Dataset items:
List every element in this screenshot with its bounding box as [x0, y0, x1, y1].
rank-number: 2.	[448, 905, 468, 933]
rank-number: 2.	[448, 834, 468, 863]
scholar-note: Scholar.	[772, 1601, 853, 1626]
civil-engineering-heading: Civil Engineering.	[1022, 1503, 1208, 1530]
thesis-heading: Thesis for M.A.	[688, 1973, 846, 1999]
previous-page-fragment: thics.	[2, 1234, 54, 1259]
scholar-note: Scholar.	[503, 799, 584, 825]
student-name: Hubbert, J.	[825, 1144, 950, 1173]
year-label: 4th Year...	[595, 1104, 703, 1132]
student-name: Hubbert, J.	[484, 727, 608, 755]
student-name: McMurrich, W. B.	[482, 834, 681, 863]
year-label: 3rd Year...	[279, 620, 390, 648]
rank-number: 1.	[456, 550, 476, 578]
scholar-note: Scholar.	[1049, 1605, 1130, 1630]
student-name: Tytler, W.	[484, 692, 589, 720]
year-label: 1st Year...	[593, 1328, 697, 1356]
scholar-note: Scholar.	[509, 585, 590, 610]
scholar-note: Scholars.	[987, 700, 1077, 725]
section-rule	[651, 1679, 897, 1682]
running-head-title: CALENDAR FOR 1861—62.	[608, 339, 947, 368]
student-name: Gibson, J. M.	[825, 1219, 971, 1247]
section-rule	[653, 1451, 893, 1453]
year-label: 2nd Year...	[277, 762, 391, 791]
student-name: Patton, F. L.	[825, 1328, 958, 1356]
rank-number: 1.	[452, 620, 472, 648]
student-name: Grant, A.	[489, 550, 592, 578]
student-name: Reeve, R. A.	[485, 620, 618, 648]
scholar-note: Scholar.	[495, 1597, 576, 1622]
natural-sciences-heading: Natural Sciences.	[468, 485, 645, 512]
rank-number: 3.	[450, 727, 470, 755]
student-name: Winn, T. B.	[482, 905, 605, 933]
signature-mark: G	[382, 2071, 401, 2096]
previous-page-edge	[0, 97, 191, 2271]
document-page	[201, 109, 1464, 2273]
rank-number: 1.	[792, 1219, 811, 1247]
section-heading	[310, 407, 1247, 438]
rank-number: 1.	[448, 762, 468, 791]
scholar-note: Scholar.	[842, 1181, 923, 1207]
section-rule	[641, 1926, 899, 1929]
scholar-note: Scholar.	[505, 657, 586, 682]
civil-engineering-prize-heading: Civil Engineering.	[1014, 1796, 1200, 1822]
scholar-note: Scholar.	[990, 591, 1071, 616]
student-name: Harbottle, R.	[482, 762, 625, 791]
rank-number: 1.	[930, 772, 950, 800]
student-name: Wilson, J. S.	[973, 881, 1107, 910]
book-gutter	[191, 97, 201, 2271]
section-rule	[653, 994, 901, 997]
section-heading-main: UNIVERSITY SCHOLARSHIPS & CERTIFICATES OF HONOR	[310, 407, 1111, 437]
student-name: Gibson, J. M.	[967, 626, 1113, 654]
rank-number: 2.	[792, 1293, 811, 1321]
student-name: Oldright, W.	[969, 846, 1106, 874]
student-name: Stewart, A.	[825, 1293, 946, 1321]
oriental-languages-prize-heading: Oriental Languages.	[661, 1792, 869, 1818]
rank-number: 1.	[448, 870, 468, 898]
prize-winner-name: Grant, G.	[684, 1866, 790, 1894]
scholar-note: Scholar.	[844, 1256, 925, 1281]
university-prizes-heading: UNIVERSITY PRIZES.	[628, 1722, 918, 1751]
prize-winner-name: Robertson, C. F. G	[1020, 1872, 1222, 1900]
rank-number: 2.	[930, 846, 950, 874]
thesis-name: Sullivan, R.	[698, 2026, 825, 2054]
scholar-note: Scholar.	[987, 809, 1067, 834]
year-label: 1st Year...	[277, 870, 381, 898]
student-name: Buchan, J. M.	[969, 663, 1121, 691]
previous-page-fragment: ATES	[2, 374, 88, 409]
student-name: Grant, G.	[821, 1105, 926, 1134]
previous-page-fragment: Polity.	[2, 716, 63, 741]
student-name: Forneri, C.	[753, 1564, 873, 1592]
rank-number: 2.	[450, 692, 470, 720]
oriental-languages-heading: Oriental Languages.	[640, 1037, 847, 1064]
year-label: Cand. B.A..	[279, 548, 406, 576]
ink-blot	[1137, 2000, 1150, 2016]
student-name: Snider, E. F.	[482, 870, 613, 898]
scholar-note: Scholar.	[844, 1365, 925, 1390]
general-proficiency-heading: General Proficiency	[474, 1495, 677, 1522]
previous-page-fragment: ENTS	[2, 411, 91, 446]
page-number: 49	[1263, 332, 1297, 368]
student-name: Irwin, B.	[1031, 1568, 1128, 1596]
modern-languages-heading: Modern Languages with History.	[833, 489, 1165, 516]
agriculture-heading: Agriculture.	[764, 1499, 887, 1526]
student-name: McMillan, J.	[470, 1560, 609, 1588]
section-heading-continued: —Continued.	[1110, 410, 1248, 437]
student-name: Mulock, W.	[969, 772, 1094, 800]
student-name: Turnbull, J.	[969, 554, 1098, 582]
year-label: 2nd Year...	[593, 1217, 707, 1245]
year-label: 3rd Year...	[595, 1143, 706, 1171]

* **What you need to do**
Return every line of the material above unchanged, in the same order.

* **Response to this exercise**
List every element in this screenshot with its bounding box as [x0, y0, x1, y1].
rank-number: 2.	[448, 905, 468, 933]
rank-number: 2.	[448, 834, 468, 863]
scholar-note: Scholar.	[772, 1601, 853, 1626]
civil-engineering-heading: Civil Engineering.	[1022, 1503, 1208, 1530]
thesis-heading: Thesis for M.A.	[688, 1973, 846, 1999]
previous-page-fragment: thics.	[2, 1234, 54, 1259]
scholar-note: Scholar.	[503, 799, 584, 825]
student-name: Hubbert, J.	[825, 1144, 950, 1173]
year-label: 4th Year...	[595, 1104, 703, 1132]
student-name: Hubbert, J.	[484, 727, 608, 755]
student-name: McMurrich, W. B.	[482, 834, 681, 863]
year-label: 3rd Year...	[279, 620, 390, 648]
rank-number: 1.	[456, 550, 476, 578]
scholar-note: Scholar.	[1049, 1605, 1130, 1630]
student-name: Tytler, W.	[484, 692, 589, 720]
year-label: 1st Year...	[593, 1328, 697, 1356]
scholar-note: Scholar.	[509, 585, 590, 610]
scholar-note: Scholars.	[987, 700, 1077, 725]
section-rule	[651, 1679, 897, 1682]
running-head-title: CALENDAR FOR 1861—62.	[608, 339, 947, 368]
student-name: Gibson, J. M.	[825, 1219, 971, 1247]
section-rule	[653, 1451, 893, 1453]
year-label: 2nd Year...	[277, 762, 391, 791]
student-name: Patton, F. L.	[825, 1328, 958, 1356]
rank-number: 1.	[452, 620, 472, 648]
student-name: Grant, A.	[489, 550, 592, 578]
student-name: Reeve, R. A.	[485, 620, 618, 648]
scholar-note: Scholar.	[495, 1597, 576, 1622]
natural-sciences-heading: Natural Sciences.	[468, 485, 645, 512]
rank-number: 3.	[450, 727, 470, 755]
student-name: Winn, T. B.	[482, 905, 605, 933]
signature-mark: G	[382, 2071, 401, 2096]
previous-page-edge	[0, 97, 191, 2271]
document-page	[201, 109, 1464, 2273]
rank-number: 1.	[792, 1219, 811, 1247]
section-heading	[310, 407, 1247, 438]
rank-number: 1.	[448, 762, 468, 791]
scholar-note: Scholar.	[842, 1181, 923, 1207]
section-rule	[641, 1926, 899, 1929]
scholar-note: Scholar.	[505, 657, 586, 682]
civil-engineering-prize-heading: Civil Engineering.	[1014, 1796, 1200, 1822]
scholar-note: Scholar.	[990, 591, 1071, 616]
student-name: Harbottle, R.	[482, 762, 625, 791]
rank-number: 1.	[930, 772, 950, 800]
student-name: Wilson, J. S.	[973, 881, 1107, 910]
book-gutter	[191, 97, 201, 2271]
section-rule	[653, 994, 901, 997]
section-heading-main: UNIVERSITY SCHOLARSHIPS & CERTIFICATES OF HONOR	[310, 407, 1111, 437]
student-name: Gibson, J. M.	[967, 626, 1113, 654]
rank-number: 2.	[792, 1293, 811, 1321]
student-name: Oldright, W.	[969, 846, 1106, 874]
student-name: Stewart, A.	[825, 1293, 946, 1321]
oriental-languages-prize-heading: Oriental Languages.	[661, 1792, 869, 1818]
rank-number: 1.	[448, 870, 468, 898]
prize-winner-name: Grant, G.	[684, 1866, 790, 1894]
scholar-note: Scholar.	[844, 1256, 925, 1281]
university-prizes-heading: UNIVERSITY PRIZES.	[628, 1722, 918, 1751]
prize-winner-name: Robertson, C. F. G	[1020, 1872, 1222, 1900]
rank-number: 2.	[930, 846, 950, 874]
thesis-name: Sullivan, R.	[698, 2026, 825, 2054]
scholar-note: Scholar.	[987, 809, 1067, 834]
year-label: 1st Year...	[277, 870, 381, 898]
student-name: Buchan, J. M.	[969, 663, 1121, 691]
previous-page-fragment: ATES	[2, 374, 88, 409]
student-name: Grant, G.	[821, 1105, 926, 1134]
previous-page-fragment: Polity.	[2, 716, 63, 741]
student-name: Forneri, C.	[753, 1564, 873, 1592]
rank-number: 2.	[450, 692, 470, 720]
oriental-languages-heading: Oriental Languages.	[640, 1037, 847, 1064]
year-label: Cand. B.A..	[279, 548, 406, 576]
ink-blot	[1137, 2000, 1150, 2016]
student-name: Snider, E. F.	[482, 870, 613, 898]
scholar-note: Scholar.	[844, 1365, 925, 1390]
general-proficiency-heading: General Proficiency	[474, 1495, 677, 1522]
previous-page-fragment: ENTS	[2, 411, 91, 446]
page-number: 49	[1263, 332, 1297, 368]
student-name: Irwin, B.	[1031, 1568, 1128, 1596]
modern-languages-heading: Modern Languages with History.	[833, 489, 1165, 516]
agriculture-heading: Agriculture.	[764, 1499, 887, 1526]
student-name: McMillan, J.	[470, 1560, 609, 1588]
section-heading-continued: —Continued.	[1110, 410, 1248, 437]
student-name: Mulock, W.	[969, 772, 1094, 800]
student-name: Turnbull, J.	[969, 554, 1098, 582]
year-label: 2nd Year...	[593, 1217, 707, 1245]
year-label: 3rd Year...	[595, 1143, 706, 1171]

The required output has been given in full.